### THE DATA
++++++++++

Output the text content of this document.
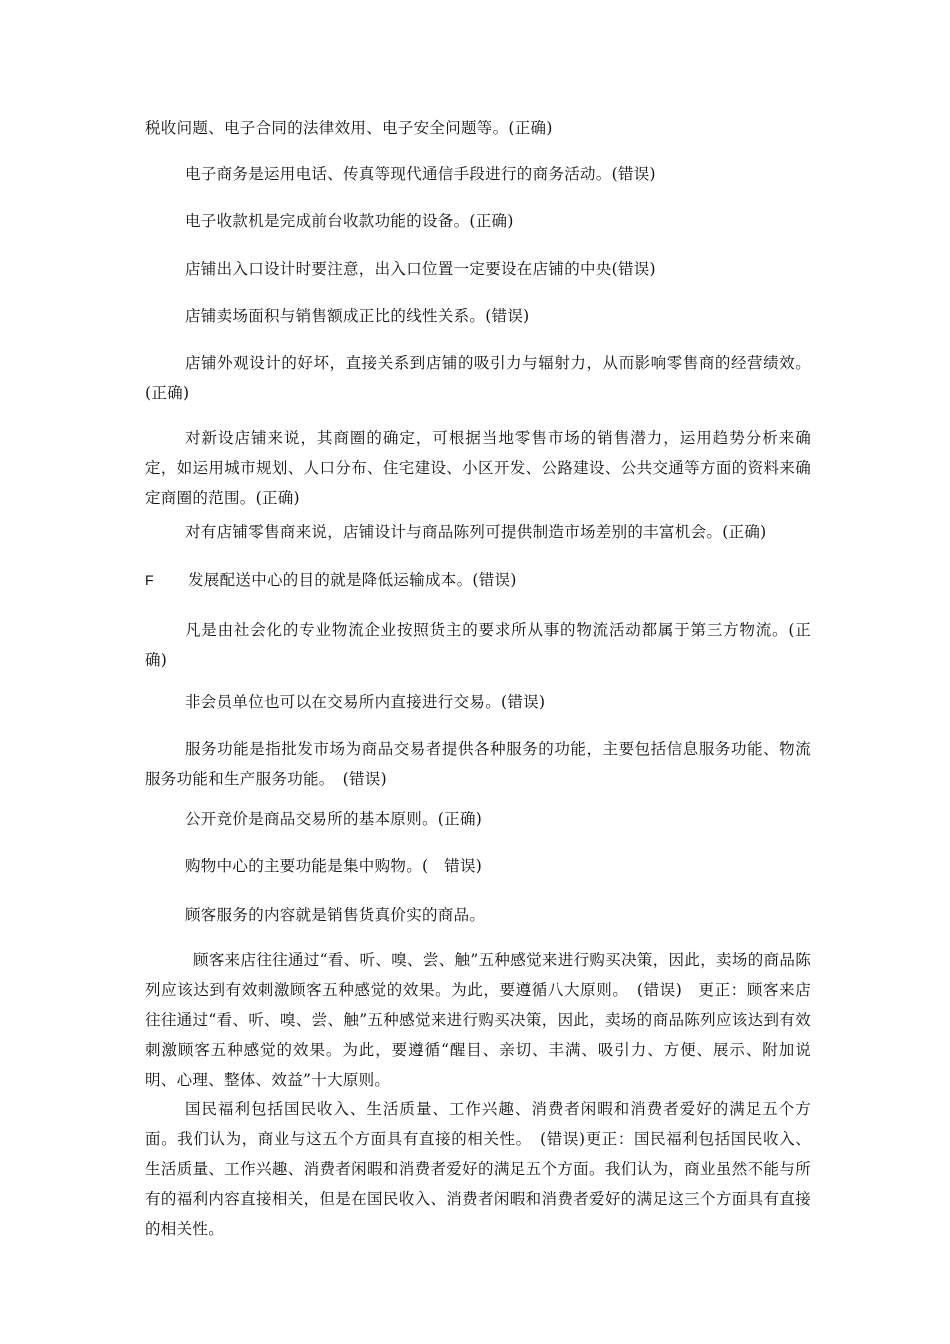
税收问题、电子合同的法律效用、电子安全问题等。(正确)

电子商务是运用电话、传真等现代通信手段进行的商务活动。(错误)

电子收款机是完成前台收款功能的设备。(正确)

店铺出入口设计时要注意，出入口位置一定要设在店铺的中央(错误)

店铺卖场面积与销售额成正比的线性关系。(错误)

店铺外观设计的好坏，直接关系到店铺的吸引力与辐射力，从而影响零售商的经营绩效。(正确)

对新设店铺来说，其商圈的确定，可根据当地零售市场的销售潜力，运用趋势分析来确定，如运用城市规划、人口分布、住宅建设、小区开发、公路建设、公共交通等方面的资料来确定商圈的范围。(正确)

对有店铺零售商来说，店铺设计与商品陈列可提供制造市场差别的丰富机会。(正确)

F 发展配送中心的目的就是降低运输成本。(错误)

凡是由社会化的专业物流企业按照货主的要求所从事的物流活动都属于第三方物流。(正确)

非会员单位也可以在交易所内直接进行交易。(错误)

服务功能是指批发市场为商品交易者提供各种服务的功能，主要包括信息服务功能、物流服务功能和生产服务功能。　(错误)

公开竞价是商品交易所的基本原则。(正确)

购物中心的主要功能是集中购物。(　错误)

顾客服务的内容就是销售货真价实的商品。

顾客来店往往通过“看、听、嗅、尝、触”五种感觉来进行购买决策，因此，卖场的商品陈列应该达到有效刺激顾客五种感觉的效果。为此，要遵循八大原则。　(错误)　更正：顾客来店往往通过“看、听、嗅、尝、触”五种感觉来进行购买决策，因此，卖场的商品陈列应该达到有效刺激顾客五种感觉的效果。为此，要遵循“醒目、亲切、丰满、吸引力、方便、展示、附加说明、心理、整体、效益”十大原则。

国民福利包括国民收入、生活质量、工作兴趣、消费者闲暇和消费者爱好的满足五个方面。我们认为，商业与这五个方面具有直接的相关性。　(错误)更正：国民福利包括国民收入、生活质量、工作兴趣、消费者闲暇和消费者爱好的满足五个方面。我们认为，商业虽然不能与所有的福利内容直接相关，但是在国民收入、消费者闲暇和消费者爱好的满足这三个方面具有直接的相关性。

++++++++++

Leave out the pictures and output every record above precisely as given.

Output the text content of this document.
税收问题、电子合同的法律效用、电子安全问题等。(正确)

电子商务是运用电话、传真等现代通信手段进行的商务活动。(错误)

电子收款机是完成前台收款功能的设备。(正确)

店铺出入口设计时要注意，出入口位置一定要设在店铺的中央(错误)

店铺卖场面积与销售额成正比的线性关系。(错误)

店铺外观设计的好坏，直接关系到店铺的吸引力与辐射力，从而影响零售商的经营绩效。(正确)

对新设店铺来说，其商圈的确定，可根据当地零售市场的销售潜力，运用趋势分析来确定，如运用城市规划、人口分布、住宅建设、小区开发、公路建设、公共交通等方面的资料来确定商圈的范围。(正确)

对有店铺零售商来说，店铺设计与商品陈列可提供制造市场差别的丰富机会。(正确)

F 发展配送中心的目的就是降低运输成本。(错误)

凡是由社会化的专业物流企业按照货主的要求所从事的物流活动都属于第三方物流。(正确)

非会员单位也可以在交易所内直接进行交易。(错误)

服务功能是指批发市场为商品交易者提供各种服务的功能，主要包括信息服务功能、物流服务功能和生产服务功能。　(错误)

公开竞价是商品交易所的基本原则。(正确)

购物中心的主要功能是集中购物。(　错误)

顾客服务的内容就是销售货真价实的商品。

顾客来店往往通过“看、听、嗅、尝、触”五种感觉来进行购买决策，因此，卖场的商品陈列应该达到有效刺激顾客五种感觉的效果。为此，要遵循八大原则。　(错误)　更正：顾客来店往往通过“看、听、嗅、尝、触”五种感觉来进行购买决策，因此，卖场的商品陈列应该达到有效刺激顾客五种感觉的效果。为此，要遵循“醒目、亲切、丰满、吸引力、方便、展示、附加说明、心理、整体、效益”十大原则。

国民福利包括国民收入、生活质量、工作兴趣、消费者闲暇和消费者爱好的满足五个方面。我们认为，商业与这五个方面具有直接的相关性。　(错误)更正：国民福利包括国民收入、生活质量、工作兴趣、消费者闲暇和消费者爱好的满足五个方面。我们认为，商业虽然不能与所有的福利内容直接相关，但是在国民收入、消费者闲暇和消费者爱好的满足这三个方面具有直接的相关性。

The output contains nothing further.